▶ _SHORT PROBLEM_
From the listing below, extract every line in which the word "maja" appears.

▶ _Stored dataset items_
-=-=-

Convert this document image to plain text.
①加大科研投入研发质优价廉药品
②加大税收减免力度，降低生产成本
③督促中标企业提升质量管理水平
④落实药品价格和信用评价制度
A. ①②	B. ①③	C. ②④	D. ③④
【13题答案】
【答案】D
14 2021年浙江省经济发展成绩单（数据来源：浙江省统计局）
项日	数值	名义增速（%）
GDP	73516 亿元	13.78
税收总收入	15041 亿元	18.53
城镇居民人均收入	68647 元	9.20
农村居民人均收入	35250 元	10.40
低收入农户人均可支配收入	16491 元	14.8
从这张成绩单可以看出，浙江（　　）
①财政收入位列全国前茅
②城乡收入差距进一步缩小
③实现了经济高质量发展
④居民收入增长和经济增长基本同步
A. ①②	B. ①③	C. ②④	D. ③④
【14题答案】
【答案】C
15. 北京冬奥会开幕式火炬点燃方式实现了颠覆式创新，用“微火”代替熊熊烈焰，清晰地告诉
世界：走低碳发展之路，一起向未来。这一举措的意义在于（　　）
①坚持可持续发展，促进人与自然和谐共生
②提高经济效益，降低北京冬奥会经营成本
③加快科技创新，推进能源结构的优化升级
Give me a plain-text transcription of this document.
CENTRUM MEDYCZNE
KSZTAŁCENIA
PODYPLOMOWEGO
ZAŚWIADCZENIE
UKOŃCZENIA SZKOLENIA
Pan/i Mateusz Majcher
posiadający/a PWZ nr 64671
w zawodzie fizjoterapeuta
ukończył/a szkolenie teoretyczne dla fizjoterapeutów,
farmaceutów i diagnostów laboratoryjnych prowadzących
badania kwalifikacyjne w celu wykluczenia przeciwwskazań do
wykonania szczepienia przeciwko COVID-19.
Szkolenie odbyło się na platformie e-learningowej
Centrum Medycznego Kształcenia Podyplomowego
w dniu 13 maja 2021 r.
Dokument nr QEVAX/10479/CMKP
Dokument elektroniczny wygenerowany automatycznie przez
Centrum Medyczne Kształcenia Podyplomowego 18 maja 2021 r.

-=-=-

▶ _TASK SOLUTION_
w dniu 13 maja 2021 r.
Centrum Medyczne Kształcenia Podyplomowego 18 maja 2021 r.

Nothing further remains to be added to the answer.